◆ Problem to solve:
Repeat the material below exactly, line for line.

◆ Dataset rows:

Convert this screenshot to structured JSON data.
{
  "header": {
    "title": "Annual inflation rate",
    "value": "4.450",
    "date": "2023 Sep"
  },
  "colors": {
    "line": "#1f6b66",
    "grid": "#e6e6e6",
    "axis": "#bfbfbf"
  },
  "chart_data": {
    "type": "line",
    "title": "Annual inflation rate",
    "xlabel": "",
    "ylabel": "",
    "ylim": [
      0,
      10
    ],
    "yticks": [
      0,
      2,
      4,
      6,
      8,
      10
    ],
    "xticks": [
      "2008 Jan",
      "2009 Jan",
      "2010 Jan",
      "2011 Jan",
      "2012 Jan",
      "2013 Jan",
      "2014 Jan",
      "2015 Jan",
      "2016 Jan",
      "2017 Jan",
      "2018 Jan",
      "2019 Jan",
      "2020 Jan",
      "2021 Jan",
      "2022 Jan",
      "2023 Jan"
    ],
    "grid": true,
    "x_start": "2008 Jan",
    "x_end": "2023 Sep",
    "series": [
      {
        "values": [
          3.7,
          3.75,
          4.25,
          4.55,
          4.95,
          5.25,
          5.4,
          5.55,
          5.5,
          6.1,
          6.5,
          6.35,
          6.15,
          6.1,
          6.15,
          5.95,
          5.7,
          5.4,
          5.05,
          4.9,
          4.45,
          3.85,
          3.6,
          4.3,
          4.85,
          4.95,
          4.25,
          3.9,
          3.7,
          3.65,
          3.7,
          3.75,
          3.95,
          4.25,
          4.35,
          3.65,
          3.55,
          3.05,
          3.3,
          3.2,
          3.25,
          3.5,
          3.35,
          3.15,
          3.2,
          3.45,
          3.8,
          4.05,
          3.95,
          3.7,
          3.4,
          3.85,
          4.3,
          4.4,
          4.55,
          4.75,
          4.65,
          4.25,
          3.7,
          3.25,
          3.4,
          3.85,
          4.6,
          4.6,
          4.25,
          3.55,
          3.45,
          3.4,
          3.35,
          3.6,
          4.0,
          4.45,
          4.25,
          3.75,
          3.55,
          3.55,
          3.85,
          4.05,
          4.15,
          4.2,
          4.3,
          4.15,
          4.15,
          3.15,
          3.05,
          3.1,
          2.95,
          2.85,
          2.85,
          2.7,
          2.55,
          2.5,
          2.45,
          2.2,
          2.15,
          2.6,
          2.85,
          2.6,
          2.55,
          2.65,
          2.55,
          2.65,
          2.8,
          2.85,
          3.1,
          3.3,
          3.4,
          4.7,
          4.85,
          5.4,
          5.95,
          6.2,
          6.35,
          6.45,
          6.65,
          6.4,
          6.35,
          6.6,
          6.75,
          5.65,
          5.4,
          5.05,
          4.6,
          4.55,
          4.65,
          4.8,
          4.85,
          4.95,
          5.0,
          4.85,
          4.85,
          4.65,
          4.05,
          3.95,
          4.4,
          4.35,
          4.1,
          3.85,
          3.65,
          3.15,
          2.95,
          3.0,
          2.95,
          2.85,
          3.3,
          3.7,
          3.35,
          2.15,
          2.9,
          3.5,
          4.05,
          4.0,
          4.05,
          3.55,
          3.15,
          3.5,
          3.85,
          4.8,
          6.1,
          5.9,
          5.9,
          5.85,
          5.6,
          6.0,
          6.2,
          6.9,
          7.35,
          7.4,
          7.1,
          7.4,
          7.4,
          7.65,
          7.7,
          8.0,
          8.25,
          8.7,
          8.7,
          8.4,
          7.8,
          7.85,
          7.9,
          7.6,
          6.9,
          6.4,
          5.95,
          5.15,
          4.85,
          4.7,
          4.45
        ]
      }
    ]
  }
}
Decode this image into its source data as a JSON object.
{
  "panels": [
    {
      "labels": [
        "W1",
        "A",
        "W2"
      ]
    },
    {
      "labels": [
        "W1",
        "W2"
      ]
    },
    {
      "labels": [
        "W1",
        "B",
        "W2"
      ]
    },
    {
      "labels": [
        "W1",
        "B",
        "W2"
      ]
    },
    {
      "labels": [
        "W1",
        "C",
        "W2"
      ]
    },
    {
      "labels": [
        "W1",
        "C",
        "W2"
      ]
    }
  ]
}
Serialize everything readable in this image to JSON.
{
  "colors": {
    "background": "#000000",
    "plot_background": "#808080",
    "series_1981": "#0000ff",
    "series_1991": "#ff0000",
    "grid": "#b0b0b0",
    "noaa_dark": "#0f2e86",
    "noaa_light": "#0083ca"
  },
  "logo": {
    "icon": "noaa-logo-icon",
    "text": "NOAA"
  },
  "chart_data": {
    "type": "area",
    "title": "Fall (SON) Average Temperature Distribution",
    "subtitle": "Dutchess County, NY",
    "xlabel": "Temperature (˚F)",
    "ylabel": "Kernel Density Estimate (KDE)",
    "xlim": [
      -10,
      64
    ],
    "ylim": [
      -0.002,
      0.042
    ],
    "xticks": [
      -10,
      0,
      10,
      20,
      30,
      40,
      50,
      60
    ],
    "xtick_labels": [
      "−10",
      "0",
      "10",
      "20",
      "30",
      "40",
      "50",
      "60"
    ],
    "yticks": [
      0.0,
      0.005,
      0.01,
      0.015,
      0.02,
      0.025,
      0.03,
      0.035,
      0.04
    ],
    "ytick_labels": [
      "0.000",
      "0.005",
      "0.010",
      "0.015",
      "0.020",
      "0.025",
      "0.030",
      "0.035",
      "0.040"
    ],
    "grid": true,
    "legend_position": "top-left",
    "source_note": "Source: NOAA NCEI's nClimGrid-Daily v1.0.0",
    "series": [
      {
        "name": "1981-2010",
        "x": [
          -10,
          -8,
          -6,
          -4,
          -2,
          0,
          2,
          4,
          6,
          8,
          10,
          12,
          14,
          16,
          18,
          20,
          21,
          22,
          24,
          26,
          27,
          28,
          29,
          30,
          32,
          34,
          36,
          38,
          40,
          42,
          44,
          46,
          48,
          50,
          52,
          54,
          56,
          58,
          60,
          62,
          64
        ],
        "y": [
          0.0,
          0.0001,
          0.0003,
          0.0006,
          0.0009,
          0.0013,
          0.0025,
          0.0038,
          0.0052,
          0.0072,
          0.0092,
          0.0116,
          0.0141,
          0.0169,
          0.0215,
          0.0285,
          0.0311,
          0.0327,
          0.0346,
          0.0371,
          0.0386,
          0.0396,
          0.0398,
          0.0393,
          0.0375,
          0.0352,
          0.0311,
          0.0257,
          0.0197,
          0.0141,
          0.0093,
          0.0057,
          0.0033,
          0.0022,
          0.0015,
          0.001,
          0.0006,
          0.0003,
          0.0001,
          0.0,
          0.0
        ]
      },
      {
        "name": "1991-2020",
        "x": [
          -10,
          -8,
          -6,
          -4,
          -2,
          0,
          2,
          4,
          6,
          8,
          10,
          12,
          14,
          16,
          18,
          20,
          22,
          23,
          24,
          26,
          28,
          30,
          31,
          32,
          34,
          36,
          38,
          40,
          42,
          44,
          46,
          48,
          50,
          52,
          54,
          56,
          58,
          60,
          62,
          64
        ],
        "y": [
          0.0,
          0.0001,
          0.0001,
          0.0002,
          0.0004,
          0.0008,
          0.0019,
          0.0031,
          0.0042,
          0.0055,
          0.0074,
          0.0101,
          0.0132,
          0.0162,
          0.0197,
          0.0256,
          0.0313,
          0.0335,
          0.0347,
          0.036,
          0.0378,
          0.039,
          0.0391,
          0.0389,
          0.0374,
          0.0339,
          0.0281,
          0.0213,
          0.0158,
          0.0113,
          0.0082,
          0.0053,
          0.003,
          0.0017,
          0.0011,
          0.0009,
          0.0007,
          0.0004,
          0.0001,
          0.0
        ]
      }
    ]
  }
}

◆ Response to this task:
Convert this screenshot to structured JSON data.
{
  "header": {
    "title": "Annual inflation rate",
    "value": "4.450",
    "date": "2023 Sep"
  },
  "colors": {
    "line": "#1f6b66",
    "grid": "#e6e6e6",
    "axis": "#bfbfbf"
  },
  "chart_data": {
    "type": "line",
    "title": "Annual inflation rate",
    "xlabel": "",
    "ylabel": "",
    "ylim": [
      0,
      10
    ],
    "yticks": [
      0,
      2,
      4,
      6,
      8,
      10
    ],
    "xticks": [
      "2008 Jan",
      "2009 Jan",
      "2010 Jan",
      "2011 Jan",
      "2012 Jan",
      "2013 Jan",
      "2014 Jan",
      "2015 Jan",
      "2016 Jan",
      "2017 Jan",
      "2018 Jan",
      "2019 Jan",
      "2020 Jan",
      "2021 Jan",
      "2022 Jan",
      "2023 Jan"
    ],
    "grid": true,
    "x_start": "2008 Jan",
    "x_end": "2023 Sep",
    "series": [
      {
        "values": [
          3.7,
          3.75,
          4.25,
          4.55,
          4.95,
          5.25,
          5.4,
          5.55,
          5.5,
          6.1,
          6.5,
          6.35,
          6.15,
          6.1,
          6.15,
          5.95,
          5.7,
          5.4,
          5.05,
          4.9,
          4.45,
          3.85,
          3.6,
          4.3,
          4.85,
          4.95,
          4.25,
          3.9,
          3.7,
          3.65,
          3.7,
          3.75,
          3.95,
          4.25,
          4.35,
          3.65,
          3.55,
          3.05,
          3.3,
          3.2,
          3.25,
          3.5,
          3.35,
          3.15,
          3.2,
          3.45,
          3.8,
          4.05,
          3.95,
          3.7,
          3.4,
          3.85,
          4.3,
          4.4,
          4.55,
          4.75,
          4.65,
          4.25,
          3.7,
          3.25,
          3.4,
          3.85,
          4.6,
          4.6,
          4.25,
          3.55,
          3.45,
          3.4,
          3.35,
          3.6,
          4.0,
          4.45,
          4.25,
          3.75,
          3.55,
          3.55,
          3.85,
          4.05,
          4.15,
          4.2,
          4.3,
          4.15,
          4.15,
          3.15,
          3.05,
          3.1,
          2.95,
          2.85,
          2.85,
          2.7,
          2.55,
          2.5,
          2.45,
          2.2,
          2.15,
          2.6,
          2.85,
          2.6,
          2.55,
          2.65,
          2.55,
          2.65,
          2.8,
          2.85,
          3.1,
          3.3,
          3.4,
          4.7,
          4.85,
          5.4,
          5.95,
          6.2,
          6.35,
          6.45,
          6.65,
          6.4,
          6.35,
          6.6,
          6.75,
          5.65,
          5.4,
          5.05,
          4.6,
          4.55,
          4.65,
          4.8,
          4.85,
          4.95,
          5.0,
          4.85,
          4.85,
          4.65,
          4.05,
          3.95,
          4.4,
          4.35,
          4.1,
          3.85,
          3.65,
          3.15,
          2.95,
          3.0,
          2.95,
          2.85,
          3.3,
          3.7,
          3.35,
          2.15,
          2.9,
          3.5,
          4.05,
          4.0,
          4.05,
          3.55,
          3.15,
          3.5,
          3.85,
          4.8,
          6.1,
          5.9,
          5.9,
          5.85,
          5.6,
          6.0,
          6.2,
          6.9,
          7.35,
          7.4,
          7.1,
          7.4,
          7.4,
          7.65,
          7.7,
          8.0,
          8.25,
          8.7,
          8.7,
          8.4,
          7.8,
          7.85,
          7.9,
          7.6,
          6.9,
          6.4,
          5.95,
          5.15,
          4.85,
          4.7,
          4.45
        ]
      }
    ]
  }
}
Decode this image into its source data as a JSON object.
{
  "panels": [
    {
      "labels": [
        "W1",
        "A",
        "W2"
      ]
    },
    {
      "labels": [
        "W1",
        "W2"
      ]
    },
    {
      "labels": [
        "W1",
        "B",
        "W2"
      ]
    },
    {
      "labels": [
        "W1",
        "B",
        "W2"
      ]
    },
    {
      "labels": [
        "W1",
        "C",
        "W2"
      ]
    },
    {
      "labels": [
        "W1",
        "C",
        "W2"
      ]
    }
  ]
}
Serialize everything readable in this image to JSON.
{
  "colors": {
    "background": "#000000",
    "plot_background": "#808080",
    "series_1981": "#0000ff",
    "series_1991": "#ff0000",
    "grid": "#b0b0b0",
    "noaa_dark": "#0f2e86",
    "noaa_light": "#0083ca"
  },
  "logo": {
    "icon": "noaa-logo-icon",
    "text": "NOAA"
  },
  "chart_data": {
    "type": "area",
    "title": "Fall (SON) Average Temperature Distribution",
    "subtitle": "Dutchess County, NY",
    "xlabel": "Temperature (˚F)",
    "ylabel": "Kernel Density Estimate (KDE)",
    "xlim": [
      -10,
      64
    ],
    "ylim": [
      -0.002,
      0.042
    ],
    "xticks": [
      -10,
      0,
      10,
      20,
      30,
      40,
      50,
      60
    ],
    "xtick_labels": [
      "−10",
      "0",
      "10",
      "20",
      "30",
      "40",
      "50",
      "60"
    ],
    "yticks": [
      0.0,
      0.005,
      0.01,
      0.015,
      0.02,
      0.025,
      0.03,
      0.035,
      0.04
    ],
    "ytick_labels": [
      "0.000",
      "0.005",
      "0.010",
      "0.015",
      "0.020",
      "0.025",
      "0.030",
      "0.035",
      "0.040"
    ],
    "grid": true,
    "legend_position": "top-left",
    "source_note": "Source: NOAA NCEI's nClimGrid-Daily v1.0.0",
    "series": [
      {
        "name": "1981-2010",
        "x": [
          -10,
          -8,
          -6,
          -4,
          -2,
          0,
          2,
          4,
          6,
          8,
          10,
          12,
          14,
          16,
          18,
          20,
          21,
          22,
          24,
          26,
          27,
          28,
          29,
          30,
          32,
          34,
          36,
          38,
          40,
          42,
          44,
          46,
          48,
          50,
          52,
          54,
          56,
          58,
          60,
          62,
          64
        ],
        "y": [
          0.0,
          0.0001,
          0.0003,
          0.0006,
          0.0009,
          0.0013,
          0.0025,
          0.0038,
          0.0052,
          0.0072,
          0.0092,
          0.0116,
          0.0141,
          0.0169,
          0.0215,
          0.0285,
          0.0311,
          0.0327,
          0.0346,
          0.0371,
          0.0386,
          0.0396,
          0.0398,
          0.0393,
          0.0375,
          0.0352,
          0.0311,
          0.0257,
          0.0197,
          0.0141,
          0.0093,
          0.0057,
          0.0033,
          0.0022,
          0.0015,
          0.001,
          0.0006,
          0.0003,
          0.0001,
          0.0,
          0.0
        ]
      },
      {
        "name": "1991-2020",
        "x": [
          -10,
          -8,
          -6,
          -4,
          -2,
          0,
          2,
          4,
          6,
          8,
          10,
          12,
          14,
          16,
          18,
          20,
          22,
          23,
          24,
          26,
          28,
          30,
          31,
          32,
          34,
          36,
          38,
          40,
          42,
          44,
          46,
          48,
          50,
          52,
          54,
          56,
          58,
          60,
          62,
          64
        ],
        "y": [
          0.0,
          0.0001,
          0.0001,
          0.0002,
          0.0004,
          0.0008,
          0.0019,
          0.0031,
          0.0042,
          0.0055,
          0.0074,
          0.0101,
          0.0132,
          0.0162,
          0.0197,
          0.0256,
          0.0313,
          0.0335,
          0.0347,
          0.036,
          0.0378,
          0.039,
          0.0391,
          0.0389,
          0.0374,
          0.0339,
          0.0281,
          0.0213,
          0.0158,
          0.0113,
          0.0082,
          0.0053,
          0.003,
          0.0017,
          0.0011,
          0.0009,
          0.0007,
          0.0004,
          0.0001,
          0.0
        ]
      }
    ]
  }
}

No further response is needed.